**EXTRACTED RECORDS**:
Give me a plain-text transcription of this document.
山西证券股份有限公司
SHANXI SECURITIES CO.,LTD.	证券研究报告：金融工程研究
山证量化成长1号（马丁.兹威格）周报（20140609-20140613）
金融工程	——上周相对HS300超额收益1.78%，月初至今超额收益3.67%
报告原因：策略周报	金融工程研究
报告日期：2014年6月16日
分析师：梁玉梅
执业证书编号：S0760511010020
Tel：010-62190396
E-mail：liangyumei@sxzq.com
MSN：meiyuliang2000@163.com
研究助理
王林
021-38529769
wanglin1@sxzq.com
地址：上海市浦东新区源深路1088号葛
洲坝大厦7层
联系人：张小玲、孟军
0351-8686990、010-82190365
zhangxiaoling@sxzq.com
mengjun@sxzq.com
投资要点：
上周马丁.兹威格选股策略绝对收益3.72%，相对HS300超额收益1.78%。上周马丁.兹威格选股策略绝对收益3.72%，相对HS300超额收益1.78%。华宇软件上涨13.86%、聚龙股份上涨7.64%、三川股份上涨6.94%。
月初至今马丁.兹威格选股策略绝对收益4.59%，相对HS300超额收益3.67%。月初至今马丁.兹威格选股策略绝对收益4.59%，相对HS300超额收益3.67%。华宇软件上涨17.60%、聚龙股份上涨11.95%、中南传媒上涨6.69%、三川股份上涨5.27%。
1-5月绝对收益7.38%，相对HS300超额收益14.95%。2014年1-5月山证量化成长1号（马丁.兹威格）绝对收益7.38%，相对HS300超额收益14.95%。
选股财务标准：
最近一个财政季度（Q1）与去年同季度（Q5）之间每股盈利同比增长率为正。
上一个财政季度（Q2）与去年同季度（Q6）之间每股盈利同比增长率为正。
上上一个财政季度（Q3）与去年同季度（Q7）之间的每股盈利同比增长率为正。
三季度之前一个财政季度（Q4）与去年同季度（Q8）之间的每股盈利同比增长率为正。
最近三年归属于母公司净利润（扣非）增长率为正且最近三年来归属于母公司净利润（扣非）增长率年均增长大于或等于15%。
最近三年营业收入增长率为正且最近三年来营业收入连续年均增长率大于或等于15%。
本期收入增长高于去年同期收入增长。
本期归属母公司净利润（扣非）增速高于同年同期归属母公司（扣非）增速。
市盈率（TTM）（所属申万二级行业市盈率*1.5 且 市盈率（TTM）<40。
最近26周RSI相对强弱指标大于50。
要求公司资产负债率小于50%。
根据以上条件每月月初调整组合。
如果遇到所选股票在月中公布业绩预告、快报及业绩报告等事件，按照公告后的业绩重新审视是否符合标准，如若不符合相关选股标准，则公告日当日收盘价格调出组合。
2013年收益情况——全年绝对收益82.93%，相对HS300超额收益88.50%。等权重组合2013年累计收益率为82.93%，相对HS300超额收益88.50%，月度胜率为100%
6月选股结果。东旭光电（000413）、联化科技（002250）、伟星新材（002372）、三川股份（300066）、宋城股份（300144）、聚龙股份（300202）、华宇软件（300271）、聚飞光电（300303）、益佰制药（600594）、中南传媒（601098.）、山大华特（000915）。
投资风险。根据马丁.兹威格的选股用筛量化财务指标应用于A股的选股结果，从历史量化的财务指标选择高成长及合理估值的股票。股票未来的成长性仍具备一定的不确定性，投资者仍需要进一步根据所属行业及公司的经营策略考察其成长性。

**PROBLEM TO SOLVE**: What is the number of lines that contain "之间每股盈利同比增长率为正"? Reply with that number alone.

**EXERCISE ANSWER**: 2